▶ [Your instructions] The records below are to be repeated in full, exactly as they are.

══ Supplied data ══

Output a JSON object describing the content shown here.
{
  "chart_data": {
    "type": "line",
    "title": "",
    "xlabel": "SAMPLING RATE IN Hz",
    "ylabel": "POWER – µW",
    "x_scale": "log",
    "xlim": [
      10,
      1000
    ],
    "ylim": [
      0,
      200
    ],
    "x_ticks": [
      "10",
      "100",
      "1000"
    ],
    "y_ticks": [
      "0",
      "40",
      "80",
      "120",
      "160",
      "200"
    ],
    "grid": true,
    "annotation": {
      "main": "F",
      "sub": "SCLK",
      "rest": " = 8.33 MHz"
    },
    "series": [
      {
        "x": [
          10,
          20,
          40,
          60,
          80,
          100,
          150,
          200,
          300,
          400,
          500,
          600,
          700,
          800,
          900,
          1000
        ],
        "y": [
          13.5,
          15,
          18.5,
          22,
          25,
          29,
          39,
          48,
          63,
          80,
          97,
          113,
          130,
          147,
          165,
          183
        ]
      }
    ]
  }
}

═══

▶ [The answer]
Output a JSON object describing the content shown here.
{
  "chart_data": {
    "type": "line",
    "title": "",
    "xlabel": "SAMPLING RATE IN Hz",
    "ylabel": "POWER – µW",
    "x_scale": "log",
    "xlim": [
      10,
      1000
    ],
    "ylim": [
      0,
      200
    ],
    "x_ticks": [
      "10",
      "100",
      "1000"
    ],
    "y_ticks": [
      "0",
      "40",
      "80",
      "120",
      "160",
      "200"
    ],
    "grid": true,
    "annotation": {
      "main": "F",
      "sub": "SCLK",
      "rest": " = 8.33 MHz"
    },
    "series": [
      {
        "x": [
          10,
          20,
          40,
          60,
          80,
          100,
          150,
          200,
          300,
          400,
          500,
          600,
          700,
          800,
          900,
          1000
        ],
        "y": [
          13.5,
          15,
          18.5,
          22,
          25,
          29,
          39,
          48,
          63,
          80,
          97,
          113,
          130,
          147,
          165,
          183
        ]
      }
    ]
  }
}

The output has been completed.